■ Input for this task:
______________________________

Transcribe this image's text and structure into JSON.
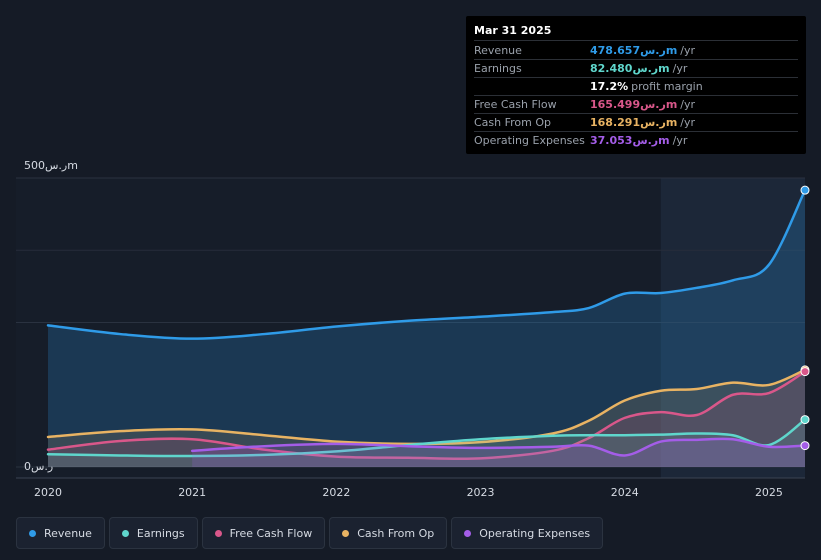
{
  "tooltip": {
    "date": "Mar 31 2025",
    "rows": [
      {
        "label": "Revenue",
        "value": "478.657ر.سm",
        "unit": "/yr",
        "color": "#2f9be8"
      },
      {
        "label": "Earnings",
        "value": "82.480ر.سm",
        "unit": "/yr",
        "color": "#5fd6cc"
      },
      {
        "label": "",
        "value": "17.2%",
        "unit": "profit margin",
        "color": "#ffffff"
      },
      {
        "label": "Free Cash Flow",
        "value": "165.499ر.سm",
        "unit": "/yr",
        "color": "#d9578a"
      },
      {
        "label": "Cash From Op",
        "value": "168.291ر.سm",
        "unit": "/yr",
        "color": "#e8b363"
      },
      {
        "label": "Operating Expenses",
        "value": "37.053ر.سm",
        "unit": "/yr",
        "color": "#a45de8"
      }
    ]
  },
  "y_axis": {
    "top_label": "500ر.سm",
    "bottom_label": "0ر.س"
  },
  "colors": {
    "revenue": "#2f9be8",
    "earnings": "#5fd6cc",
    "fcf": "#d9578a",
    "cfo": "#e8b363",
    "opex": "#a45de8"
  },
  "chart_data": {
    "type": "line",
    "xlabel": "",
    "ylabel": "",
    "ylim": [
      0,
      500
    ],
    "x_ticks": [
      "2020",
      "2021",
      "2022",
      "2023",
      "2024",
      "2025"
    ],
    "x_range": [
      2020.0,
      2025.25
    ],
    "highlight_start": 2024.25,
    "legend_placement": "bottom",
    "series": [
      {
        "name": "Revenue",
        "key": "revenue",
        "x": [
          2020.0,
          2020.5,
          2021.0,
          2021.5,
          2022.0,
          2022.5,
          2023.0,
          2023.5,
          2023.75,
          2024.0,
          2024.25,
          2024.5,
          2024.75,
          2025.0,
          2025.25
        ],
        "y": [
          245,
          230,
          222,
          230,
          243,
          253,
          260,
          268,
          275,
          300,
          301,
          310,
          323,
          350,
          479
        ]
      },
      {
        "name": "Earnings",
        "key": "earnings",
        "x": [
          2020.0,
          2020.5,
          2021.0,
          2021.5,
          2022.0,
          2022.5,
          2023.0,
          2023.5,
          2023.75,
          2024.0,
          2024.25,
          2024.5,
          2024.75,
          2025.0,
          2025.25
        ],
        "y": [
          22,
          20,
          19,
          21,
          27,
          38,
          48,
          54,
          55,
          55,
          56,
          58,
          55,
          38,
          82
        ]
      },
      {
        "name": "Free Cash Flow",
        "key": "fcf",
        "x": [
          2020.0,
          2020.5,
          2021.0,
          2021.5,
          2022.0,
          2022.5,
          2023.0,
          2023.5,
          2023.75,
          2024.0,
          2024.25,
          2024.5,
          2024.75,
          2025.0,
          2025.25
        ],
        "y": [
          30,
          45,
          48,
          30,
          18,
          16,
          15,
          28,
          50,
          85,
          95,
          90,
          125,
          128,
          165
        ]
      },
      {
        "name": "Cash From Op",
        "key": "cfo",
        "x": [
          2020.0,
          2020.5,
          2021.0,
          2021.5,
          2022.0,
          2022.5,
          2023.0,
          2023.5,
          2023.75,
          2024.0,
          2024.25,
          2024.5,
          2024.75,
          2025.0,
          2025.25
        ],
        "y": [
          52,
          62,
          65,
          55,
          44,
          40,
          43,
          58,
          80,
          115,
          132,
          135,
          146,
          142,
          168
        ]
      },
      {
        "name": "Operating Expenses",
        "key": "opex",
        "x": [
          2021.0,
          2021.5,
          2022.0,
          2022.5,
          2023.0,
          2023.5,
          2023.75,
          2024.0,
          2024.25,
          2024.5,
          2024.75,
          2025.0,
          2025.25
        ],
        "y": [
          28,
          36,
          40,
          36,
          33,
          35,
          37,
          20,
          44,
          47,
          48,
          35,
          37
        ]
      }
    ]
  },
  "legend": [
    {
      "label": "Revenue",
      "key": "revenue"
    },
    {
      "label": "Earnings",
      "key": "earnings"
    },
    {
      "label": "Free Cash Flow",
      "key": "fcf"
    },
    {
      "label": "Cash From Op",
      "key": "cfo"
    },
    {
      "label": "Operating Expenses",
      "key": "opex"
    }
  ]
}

______________________________

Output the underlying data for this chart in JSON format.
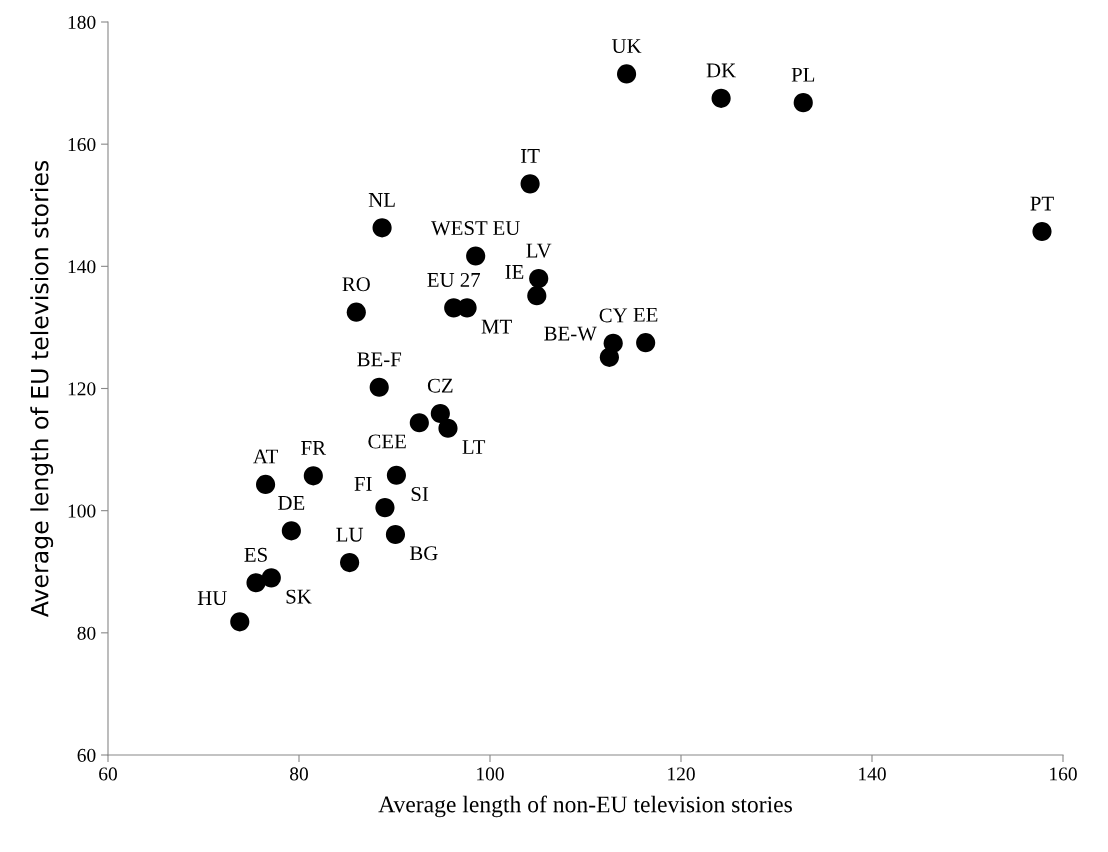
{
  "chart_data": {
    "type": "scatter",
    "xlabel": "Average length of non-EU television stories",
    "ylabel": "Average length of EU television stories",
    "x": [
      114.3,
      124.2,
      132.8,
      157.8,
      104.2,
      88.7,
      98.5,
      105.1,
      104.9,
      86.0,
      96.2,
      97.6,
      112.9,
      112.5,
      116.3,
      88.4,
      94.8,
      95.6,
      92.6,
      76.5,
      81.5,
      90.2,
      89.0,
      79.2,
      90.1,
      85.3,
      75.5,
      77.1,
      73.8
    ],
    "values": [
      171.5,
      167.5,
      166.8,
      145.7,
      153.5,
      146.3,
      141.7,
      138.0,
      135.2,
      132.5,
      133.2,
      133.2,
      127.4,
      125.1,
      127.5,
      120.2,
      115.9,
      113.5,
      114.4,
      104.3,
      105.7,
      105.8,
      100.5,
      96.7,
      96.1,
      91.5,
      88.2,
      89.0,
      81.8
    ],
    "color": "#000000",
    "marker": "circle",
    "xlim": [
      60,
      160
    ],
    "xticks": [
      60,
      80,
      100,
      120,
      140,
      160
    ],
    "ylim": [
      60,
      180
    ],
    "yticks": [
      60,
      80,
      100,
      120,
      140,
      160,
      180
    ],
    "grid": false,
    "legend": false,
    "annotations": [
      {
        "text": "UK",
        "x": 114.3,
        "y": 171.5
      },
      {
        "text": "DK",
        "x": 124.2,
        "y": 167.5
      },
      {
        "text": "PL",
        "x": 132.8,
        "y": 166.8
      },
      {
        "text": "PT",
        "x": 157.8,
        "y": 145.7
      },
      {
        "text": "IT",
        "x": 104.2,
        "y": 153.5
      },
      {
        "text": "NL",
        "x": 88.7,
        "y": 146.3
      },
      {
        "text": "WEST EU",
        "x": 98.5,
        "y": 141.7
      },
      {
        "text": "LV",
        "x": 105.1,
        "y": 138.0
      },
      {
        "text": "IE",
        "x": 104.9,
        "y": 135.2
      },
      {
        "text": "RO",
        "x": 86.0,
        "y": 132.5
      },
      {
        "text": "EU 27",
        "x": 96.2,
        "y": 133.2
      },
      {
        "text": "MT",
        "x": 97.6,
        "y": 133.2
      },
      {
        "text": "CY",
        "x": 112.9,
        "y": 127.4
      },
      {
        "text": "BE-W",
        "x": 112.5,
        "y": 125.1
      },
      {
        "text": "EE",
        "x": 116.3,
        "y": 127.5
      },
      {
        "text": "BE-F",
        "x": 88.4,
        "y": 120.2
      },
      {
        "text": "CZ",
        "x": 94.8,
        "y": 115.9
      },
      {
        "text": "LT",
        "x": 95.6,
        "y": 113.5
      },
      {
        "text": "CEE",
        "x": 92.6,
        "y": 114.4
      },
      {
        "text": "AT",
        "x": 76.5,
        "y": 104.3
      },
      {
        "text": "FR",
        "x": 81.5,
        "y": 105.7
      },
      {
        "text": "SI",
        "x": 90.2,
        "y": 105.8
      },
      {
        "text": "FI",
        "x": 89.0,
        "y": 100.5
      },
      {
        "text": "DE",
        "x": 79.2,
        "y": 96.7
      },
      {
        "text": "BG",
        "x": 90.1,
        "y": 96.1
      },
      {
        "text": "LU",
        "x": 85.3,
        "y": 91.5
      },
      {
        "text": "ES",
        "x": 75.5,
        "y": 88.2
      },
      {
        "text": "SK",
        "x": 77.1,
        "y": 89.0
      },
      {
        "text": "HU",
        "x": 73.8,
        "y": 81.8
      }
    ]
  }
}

______________________________

■ Job: In the material above, tally every line with the string "xlabel" in it, then give that number alone.

■ Correct result: 2